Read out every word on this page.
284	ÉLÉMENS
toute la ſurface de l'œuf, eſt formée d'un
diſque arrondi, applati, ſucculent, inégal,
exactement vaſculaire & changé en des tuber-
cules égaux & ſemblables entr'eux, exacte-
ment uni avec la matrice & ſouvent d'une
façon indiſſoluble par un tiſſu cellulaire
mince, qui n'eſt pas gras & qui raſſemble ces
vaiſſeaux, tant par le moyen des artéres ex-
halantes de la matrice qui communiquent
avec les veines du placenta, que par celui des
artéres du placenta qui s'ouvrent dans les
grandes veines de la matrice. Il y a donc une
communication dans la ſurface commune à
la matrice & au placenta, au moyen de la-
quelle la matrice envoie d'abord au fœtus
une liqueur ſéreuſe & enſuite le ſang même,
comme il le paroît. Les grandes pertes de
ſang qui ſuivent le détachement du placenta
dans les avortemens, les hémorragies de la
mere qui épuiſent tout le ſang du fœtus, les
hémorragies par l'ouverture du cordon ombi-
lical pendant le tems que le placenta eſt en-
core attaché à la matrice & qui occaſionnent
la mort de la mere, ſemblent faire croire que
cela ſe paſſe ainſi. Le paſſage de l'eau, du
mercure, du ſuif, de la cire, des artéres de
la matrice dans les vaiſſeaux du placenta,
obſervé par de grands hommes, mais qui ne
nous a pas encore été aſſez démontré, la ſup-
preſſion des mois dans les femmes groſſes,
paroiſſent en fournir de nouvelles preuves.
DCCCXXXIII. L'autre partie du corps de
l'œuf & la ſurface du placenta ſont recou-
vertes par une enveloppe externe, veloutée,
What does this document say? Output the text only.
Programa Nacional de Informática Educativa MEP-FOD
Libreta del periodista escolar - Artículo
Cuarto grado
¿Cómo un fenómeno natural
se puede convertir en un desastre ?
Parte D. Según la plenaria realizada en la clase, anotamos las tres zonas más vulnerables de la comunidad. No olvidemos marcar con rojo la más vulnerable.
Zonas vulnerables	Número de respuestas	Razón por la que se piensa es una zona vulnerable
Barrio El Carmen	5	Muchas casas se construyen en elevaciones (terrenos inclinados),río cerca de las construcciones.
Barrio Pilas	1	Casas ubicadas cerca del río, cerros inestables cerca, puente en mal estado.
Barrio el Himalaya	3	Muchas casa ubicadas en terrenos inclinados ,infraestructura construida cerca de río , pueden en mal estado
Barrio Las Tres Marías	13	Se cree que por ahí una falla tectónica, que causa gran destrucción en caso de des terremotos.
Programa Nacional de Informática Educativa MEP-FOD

________

— TASK TO CARRY OUT —
Your task is to return the full listing exactly as it was given.

— CORRECT OUTPUT —
Read out every word on this page.
284	ÉLÉMENS
toute la ſurface de l'œuf, eſt formée d'un
diſque arrondi, applati, ſucculent, inégal,
exactement vaſculaire & changé en des tuber-
cules égaux & ſemblables entr'eux, exacte-
ment uni avec la matrice & ſouvent d'une
façon indiſſoluble par un tiſſu cellulaire
mince, qui n'eſt pas gras & qui raſſemble ces
vaiſſeaux, tant par le moyen des artéres ex-
halantes de la matrice qui communiquent
avec les veines du placenta, que par celui des
artéres du placenta qui s'ouvrent dans les
grandes veines de la matrice. Il y a donc une
communication dans la ſurface commune à
la matrice & au placenta, au moyen de la-
quelle la matrice envoie d'abord au fœtus
une liqueur ſéreuſe & enſuite le ſang même,
comme il le paroît. Les grandes pertes de
ſang qui ſuivent le détachement du placenta
dans les avortemens, les hémorragies de la
mere qui épuiſent tout le ſang du fœtus, les
hémorragies par l'ouverture du cordon ombi-
lical pendant le tems que le placenta eſt en-
core attaché à la matrice & qui occaſionnent
la mort de la mere, ſemblent faire croire que
cela ſe paſſe ainſi. Le paſſage de l'eau, du
mercure, du ſuif, de la cire, des artéres de
la matrice dans les vaiſſeaux du placenta,
obſervé par de grands hommes, mais qui ne
nous a pas encore été aſſez démontré, la ſup-
preſſion des mois dans les femmes groſſes,
paroiſſent en fournir de nouvelles preuves.
DCCCXXXIII. L'autre partie du corps de
l'œuf & la ſurface du placenta ſont recou-
vertes par une enveloppe externe, veloutée,
What does this document say? Output the text only.
Programa Nacional de Informática Educativa MEP-FOD
Libreta del periodista escolar - Artículo
Cuarto grado
¿Cómo un fenómeno natural
se puede convertir en un desastre ?
Parte D. Según la plenaria realizada en la clase, anotamos las tres zonas más vulnerables de la comunidad. No olvidemos marcar con rojo la más vulnerable.
Zonas vulnerables	Número de respuestas	Razón por la que se piensa es una zona vulnerable
Barrio El Carmen	5	Muchas casas se construyen en elevaciones (terrenos inclinados),río cerca de las construcciones.
Barrio Pilas	1	Casas ubicadas cerca del río, cerros inestables cerca, puente en mal estado.
Barrio el Himalaya	3	Muchas casa ubicadas en terrenos inclinados ,infraestructura construida cerca de río , pueden en mal estado
Barrio Las Tres Marías	13	Se cree que por ahí una falla tectónica, que causa gran destrucción en caso de des terremotos.
Programa Nacional de Informática Educativa MEP-FOD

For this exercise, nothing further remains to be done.